╭─ Dataset entries

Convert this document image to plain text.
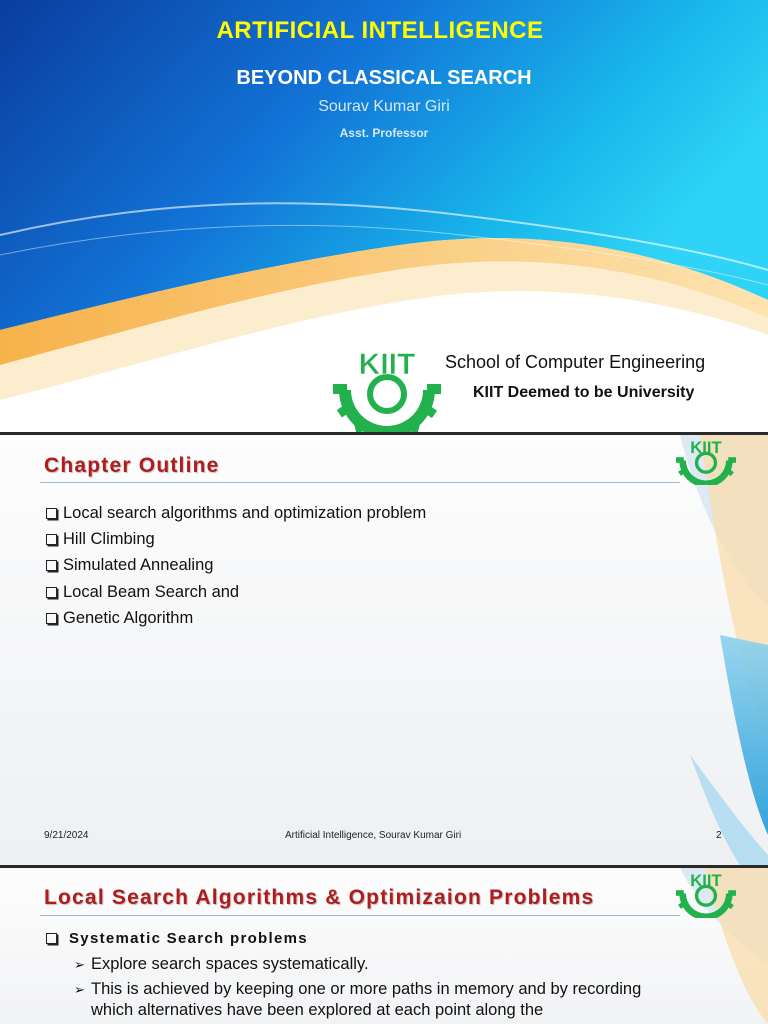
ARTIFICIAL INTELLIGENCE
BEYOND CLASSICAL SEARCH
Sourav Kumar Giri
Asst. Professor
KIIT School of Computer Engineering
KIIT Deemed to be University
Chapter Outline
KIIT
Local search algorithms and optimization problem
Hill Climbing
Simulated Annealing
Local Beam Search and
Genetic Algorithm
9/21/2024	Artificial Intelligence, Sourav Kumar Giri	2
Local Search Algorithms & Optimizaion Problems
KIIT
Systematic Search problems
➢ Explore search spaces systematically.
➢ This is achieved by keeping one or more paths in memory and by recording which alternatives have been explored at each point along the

╰─

▶ Exercise directions
Omit every picture, then repeat the remaining data exactly as it appears above.

▶ Written response
Convert this document image to plain text.
ARTIFICIAL INTELLIGENCE
BEYOND CLASSICAL SEARCH
Sourav Kumar Giri
Asst. Professor
KIIT School of Computer Engineering
KIIT Deemed to be University
Chapter Outline
KIIT
Local search algorithms and optimization problem
Hill Climbing
Simulated Annealing
Local Beam Search and
Genetic Algorithm
9/21/2024	Artificial Intelligence, Sourav Kumar Giri	2
Local Search Algorithms & Optimizaion Problems
KIIT
Systematic Search problems
➢ Explore search spaces systematically.
➢ This is achieved by keeping one or more paths in memory and by recording which alternatives have been explored at each point along the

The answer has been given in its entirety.